** START OF DATA SHOWN **
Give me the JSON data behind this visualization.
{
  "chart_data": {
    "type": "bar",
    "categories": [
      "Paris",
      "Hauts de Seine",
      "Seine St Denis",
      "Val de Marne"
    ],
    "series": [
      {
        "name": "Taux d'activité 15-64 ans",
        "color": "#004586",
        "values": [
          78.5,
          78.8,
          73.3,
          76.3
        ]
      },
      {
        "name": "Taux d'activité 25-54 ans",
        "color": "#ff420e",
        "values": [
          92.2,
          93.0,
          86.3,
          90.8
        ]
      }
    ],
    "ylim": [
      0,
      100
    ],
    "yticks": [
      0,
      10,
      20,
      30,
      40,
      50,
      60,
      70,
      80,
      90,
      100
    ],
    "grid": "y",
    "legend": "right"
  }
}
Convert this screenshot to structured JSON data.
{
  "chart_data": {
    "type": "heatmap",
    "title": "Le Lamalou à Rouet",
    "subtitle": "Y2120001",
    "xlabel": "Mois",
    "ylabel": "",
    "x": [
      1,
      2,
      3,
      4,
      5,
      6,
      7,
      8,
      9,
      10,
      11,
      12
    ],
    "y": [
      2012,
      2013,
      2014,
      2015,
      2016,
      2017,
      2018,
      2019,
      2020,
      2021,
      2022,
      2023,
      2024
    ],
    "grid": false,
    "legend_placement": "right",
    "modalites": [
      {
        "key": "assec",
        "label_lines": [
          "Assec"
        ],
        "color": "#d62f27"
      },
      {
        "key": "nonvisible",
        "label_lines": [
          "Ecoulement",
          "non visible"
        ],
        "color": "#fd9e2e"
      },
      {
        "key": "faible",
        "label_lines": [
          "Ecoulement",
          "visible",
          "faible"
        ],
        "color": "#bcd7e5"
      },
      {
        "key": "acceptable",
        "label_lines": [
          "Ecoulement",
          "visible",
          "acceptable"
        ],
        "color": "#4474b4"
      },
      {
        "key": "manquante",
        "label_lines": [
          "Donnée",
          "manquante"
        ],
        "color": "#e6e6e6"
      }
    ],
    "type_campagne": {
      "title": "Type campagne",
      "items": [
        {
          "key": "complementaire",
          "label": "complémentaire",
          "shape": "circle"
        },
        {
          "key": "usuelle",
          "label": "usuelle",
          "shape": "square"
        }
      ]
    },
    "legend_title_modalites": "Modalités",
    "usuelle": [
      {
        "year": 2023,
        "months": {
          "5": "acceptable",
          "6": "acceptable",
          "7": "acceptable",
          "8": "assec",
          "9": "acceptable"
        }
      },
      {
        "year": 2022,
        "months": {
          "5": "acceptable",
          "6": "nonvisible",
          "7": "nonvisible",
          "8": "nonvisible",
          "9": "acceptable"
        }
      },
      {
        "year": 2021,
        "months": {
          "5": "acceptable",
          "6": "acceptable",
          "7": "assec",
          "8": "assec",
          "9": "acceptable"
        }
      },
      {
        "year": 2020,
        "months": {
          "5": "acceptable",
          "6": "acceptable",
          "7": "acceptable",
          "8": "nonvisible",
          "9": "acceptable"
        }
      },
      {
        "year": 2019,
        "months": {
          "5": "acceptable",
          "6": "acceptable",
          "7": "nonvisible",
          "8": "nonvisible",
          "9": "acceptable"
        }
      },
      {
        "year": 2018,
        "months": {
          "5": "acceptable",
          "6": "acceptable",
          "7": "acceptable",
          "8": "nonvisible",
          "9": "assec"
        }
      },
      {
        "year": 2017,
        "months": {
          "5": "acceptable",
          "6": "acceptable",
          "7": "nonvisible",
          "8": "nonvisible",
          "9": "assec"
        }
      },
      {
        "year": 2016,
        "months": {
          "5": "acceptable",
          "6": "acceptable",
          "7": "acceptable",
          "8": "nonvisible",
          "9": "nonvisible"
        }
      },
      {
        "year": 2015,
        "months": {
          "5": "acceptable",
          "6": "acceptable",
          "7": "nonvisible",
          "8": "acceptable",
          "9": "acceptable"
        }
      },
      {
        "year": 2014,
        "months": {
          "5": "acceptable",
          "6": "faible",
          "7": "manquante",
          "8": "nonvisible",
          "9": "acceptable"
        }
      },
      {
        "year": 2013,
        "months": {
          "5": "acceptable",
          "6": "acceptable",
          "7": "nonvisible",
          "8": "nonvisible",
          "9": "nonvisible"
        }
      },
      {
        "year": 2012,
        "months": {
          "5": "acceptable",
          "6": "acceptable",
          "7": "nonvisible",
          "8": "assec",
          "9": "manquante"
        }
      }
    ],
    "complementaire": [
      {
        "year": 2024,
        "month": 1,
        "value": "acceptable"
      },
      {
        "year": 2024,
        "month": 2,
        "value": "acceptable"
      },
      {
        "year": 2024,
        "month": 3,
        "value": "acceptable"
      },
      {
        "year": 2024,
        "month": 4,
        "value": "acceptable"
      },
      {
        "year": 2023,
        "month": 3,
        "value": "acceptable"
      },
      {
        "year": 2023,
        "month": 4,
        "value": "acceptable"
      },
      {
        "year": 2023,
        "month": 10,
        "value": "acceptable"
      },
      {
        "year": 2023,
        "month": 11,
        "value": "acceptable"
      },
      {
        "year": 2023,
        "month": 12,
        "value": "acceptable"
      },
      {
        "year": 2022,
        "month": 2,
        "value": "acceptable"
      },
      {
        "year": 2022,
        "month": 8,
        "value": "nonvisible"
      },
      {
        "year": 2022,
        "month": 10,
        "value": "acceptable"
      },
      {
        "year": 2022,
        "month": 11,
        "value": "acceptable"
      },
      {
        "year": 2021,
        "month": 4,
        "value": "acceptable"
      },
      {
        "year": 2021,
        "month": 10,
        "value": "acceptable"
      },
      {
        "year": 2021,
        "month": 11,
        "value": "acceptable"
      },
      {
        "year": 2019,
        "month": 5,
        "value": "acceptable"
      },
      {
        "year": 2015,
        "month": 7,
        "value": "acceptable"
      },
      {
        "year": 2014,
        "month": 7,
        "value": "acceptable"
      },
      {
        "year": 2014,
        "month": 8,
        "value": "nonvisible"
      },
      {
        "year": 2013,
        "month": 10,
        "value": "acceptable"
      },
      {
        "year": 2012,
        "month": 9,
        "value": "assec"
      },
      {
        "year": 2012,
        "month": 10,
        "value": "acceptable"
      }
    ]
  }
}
** END OF DATA SHOWN **
The word "color" may appear on some lines of these records; state how many such lines there are, and nothing else.

7